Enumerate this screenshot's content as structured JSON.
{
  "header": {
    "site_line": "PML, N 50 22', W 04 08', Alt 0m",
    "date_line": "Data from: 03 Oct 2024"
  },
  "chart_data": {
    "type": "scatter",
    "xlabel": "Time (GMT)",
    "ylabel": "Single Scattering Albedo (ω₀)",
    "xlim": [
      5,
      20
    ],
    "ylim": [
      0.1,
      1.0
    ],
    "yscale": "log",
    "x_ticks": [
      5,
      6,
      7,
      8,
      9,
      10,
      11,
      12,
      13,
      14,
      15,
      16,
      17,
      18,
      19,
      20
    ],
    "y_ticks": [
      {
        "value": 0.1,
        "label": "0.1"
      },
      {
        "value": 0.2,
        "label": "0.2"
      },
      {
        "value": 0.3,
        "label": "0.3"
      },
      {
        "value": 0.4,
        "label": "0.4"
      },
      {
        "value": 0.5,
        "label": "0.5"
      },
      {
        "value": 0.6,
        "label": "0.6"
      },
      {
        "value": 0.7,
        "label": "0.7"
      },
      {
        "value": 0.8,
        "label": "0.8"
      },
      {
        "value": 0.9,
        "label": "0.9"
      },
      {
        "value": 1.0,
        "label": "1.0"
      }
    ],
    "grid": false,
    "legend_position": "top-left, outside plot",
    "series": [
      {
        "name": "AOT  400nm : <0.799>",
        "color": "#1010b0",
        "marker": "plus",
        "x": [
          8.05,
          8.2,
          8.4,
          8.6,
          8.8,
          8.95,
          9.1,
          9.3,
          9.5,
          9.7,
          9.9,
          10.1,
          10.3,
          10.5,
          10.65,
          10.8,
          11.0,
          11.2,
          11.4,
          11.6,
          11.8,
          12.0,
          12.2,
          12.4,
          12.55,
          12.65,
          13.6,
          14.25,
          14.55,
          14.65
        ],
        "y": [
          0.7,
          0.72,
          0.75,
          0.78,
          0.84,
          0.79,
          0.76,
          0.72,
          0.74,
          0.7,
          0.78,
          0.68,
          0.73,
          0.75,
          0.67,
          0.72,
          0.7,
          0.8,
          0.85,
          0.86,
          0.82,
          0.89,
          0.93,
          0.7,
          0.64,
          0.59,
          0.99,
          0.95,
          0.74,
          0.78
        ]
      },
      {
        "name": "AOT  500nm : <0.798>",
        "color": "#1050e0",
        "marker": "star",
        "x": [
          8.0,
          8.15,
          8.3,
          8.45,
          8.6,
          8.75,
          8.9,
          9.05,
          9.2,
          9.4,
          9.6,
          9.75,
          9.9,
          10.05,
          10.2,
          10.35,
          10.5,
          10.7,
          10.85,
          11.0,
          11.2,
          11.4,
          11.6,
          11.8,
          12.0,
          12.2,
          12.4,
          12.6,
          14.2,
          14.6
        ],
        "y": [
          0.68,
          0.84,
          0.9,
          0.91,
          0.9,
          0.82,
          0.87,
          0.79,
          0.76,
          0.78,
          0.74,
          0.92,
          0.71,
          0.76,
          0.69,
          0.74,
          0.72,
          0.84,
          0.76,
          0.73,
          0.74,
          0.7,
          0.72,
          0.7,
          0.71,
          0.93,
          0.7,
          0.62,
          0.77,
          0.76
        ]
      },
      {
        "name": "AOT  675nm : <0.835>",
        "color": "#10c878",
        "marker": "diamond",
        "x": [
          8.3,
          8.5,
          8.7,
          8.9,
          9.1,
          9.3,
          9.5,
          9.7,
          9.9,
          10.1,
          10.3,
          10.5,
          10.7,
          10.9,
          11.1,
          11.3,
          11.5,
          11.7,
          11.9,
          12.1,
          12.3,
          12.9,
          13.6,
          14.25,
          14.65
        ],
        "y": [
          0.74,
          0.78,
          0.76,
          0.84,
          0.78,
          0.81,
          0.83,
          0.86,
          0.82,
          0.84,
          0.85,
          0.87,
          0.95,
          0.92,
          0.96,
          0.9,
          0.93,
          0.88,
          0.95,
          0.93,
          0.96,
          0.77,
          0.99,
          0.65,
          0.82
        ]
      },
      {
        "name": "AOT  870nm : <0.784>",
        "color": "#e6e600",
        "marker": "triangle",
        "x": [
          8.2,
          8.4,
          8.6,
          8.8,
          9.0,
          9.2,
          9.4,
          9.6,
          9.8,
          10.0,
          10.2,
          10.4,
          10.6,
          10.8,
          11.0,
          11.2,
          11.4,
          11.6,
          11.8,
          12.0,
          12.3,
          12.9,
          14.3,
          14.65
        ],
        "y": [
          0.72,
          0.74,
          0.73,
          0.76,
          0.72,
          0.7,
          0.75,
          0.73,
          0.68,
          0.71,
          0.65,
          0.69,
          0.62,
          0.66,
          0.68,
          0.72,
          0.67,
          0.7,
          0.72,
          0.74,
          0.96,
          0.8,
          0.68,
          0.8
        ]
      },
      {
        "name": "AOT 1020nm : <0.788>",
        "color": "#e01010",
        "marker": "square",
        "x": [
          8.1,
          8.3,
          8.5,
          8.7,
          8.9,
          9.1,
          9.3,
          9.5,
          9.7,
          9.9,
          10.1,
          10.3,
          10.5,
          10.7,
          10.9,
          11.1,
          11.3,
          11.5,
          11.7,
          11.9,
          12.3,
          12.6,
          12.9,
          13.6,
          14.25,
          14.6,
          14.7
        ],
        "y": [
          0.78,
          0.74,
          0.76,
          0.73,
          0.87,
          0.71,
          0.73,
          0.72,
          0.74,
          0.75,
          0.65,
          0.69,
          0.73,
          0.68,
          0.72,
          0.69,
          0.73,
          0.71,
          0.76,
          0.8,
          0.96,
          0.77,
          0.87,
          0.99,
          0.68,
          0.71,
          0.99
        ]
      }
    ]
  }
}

:::::

## What to do
Please restate the records in full, word for word.

## Result
Enumerate this screenshot's content as structured JSON.
{
  "header": {
    "site_line": "PML, N 50 22', W 04 08', Alt 0m",
    "date_line": "Data from: 03 Oct 2024"
  },
  "chart_data": {
    "type": "scatter",
    "xlabel": "Time (GMT)",
    "ylabel": "Single Scattering Albedo (ω₀)",
    "xlim": [
      5,
      20
    ],
    "ylim": [
      0.1,
      1.0
    ],
    "yscale": "log",
    "x_ticks": [
      5,
      6,
      7,
      8,
      9,
      10,
      11,
      12,
      13,
      14,
      15,
      16,
      17,
      18,
      19,
      20
    ],
    "y_ticks": [
      {
        "value": 0.1,
        "label": "0.1"
      },
      {
        "value": 0.2,
        "label": "0.2"
      },
      {
        "value": 0.3,
        "label": "0.3"
      },
      {
        "value": 0.4,
        "label": "0.4"
      },
      {
        "value": 0.5,
        "label": "0.5"
      },
      {
        "value": 0.6,
        "label": "0.6"
      },
      {
        "value": 0.7,
        "label": "0.7"
      },
      {
        "value": 0.8,
        "label": "0.8"
      },
      {
        "value": 0.9,
        "label": "0.9"
      },
      {
        "value": 1.0,
        "label": "1.0"
      }
    ],
    "grid": false,
    "legend_position": "top-left, outside plot",
    "series": [
      {
        "name": "AOT  400nm : <0.799>",
        "color": "#1010b0",
        "marker": "plus",
        "x": [
          8.05,
          8.2,
          8.4,
          8.6,
          8.8,
          8.95,
          9.1,
          9.3,
          9.5,
          9.7,
          9.9,
          10.1,
          10.3,
          10.5,
          10.65,
          10.8,
          11.0,
          11.2,
          11.4,
          11.6,
          11.8,
          12.0,
          12.2,
          12.4,
          12.55,
          12.65,
          13.6,
          14.25,
          14.55,
          14.65
        ],
        "y": [
          0.7,
          0.72,
          0.75,
          0.78,
          0.84,
          0.79,
          0.76,
          0.72,
          0.74,
          0.7,
          0.78,
          0.68,
          0.73,
          0.75,
          0.67,
          0.72,
          0.7,
          0.8,
          0.85,
          0.86,
          0.82,
          0.89,
          0.93,
          0.7,
          0.64,
          0.59,
          0.99,
          0.95,
          0.74,
          0.78
        ]
      },
      {
        "name": "AOT  500nm : <0.798>",
        "color": "#1050e0",
        "marker": "star",
        "x": [
          8.0,
          8.15,
          8.3,
          8.45,
          8.6,
          8.75,
          8.9,
          9.05,
          9.2,
          9.4,
          9.6,
          9.75,
          9.9,
          10.05,
          10.2,
          10.35,
          10.5,
          10.7,
          10.85,
          11.0,
          11.2,
          11.4,
          11.6,
          11.8,
          12.0,
          12.2,
          12.4,
          12.6,
          14.2,
          14.6
        ],
        "y": [
          0.68,
          0.84,
          0.9,
          0.91,
          0.9,
          0.82,
          0.87,
          0.79,
          0.76,
          0.78,
          0.74,
          0.92,
          0.71,
          0.76,
          0.69,
          0.74,
          0.72,
          0.84,
          0.76,
          0.73,
          0.74,
          0.7,
          0.72,
          0.7,
          0.71,
          0.93,
          0.7,
          0.62,
          0.77,
          0.76
        ]
      },
      {
        "name": "AOT  675nm : <0.835>",
        "color": "#10c878",
        "marker": "diamond",
        "x": [
          8.3,
          8.5,
          8.7,
          8.9,
          9.1,
          9.3,
          9.5,
          9.7,
          9.9,
          10.1,
          10.3,
          10.5,
          10.7,
          10.9,
          11.1,
          11.3,
          11.5,
          11.7,
          11.9,
          12.1,
          12.3,
          12.9,
          13.6,
          14.25,
          14.65
        ],
        "y": [
          0.74,
          0.78,
          0.76,
          0.84,
          0.78,
          0.81,
          0.83,
          0.86,
          0.82,
          0.84,
          0.85,
          0.87,
          0.95,
          0.92,
          0.96,
          0.9,
          0.93,
          0.88,
          0.95,
          0.93,
          0.96,
          0.77,
          0.99,
          0.65,
          0.82
        ]
      },
      {
        "name": "AOT  870nm : <0.784>",
        "color": "#e6e600",
        "marker": "triangle",
        "x": [
          8.2,
          8.4,
          8.6,
          8.8,
          9.0,
          9.2,
          9.4,
          9.6,
          9.8,
          10.0,
          10.2,
          10.4,
          10.6,
          10.8,
          11.0,
          11.2,
          11.4,
          11.6,
          11.8,
          12.0,
          12.3,
          12.9,
          14.3,
          14.65
        ],
        "y": [
          0.72,
          0.74,
          0.73,
          0.76,
          0.72,
          0.7,
          0.75,
          0.73,
          0.68,
          0.71,
          0.65,
          0.69,
          0.62,
          0.66,
          0.68,
          0.72,
          0.67,
          0.7,
          0.72,
          0.74,
          0.96,
          0.8,
          0.68,
          0.8
        ]
      },
      {
        "name": "AOT 1020nm : <0.788>",
        "color": "#e01010",
        "marker": "square",
        "x": [
          8.1,
          8.3,
          8.5,
          8.7,
          8.9,
          9.1,
          9.3,
          9.5,
          9.7,
          9.9,
          10.1,
          10.3,
          10.5,
          10.7,
          10.9,
          11.1,
          11.3,
          11.5,
          11.7,
          11.9,
          12.3,
          12.6,
          12.9,
          13.6,
          14.25,
          14.6,
          14.7
        ],
        "y": [
          0.78,
          0.74,
          0.76,
          0.73,
          0.87,
          0.71,
          0.73,
          0.72,
          0.74,
          0.75,
          0.65,
          0.69,
          0.73,
          0.68,
          0.72,
          0.69,
          0.73,
          0.71,
          0.76,
          0.8,
          0.96,
          0.77,
          0.87,
          0.99,
          0.68,
          0.71,
          0.99
        ]
      }
    ]
  }
}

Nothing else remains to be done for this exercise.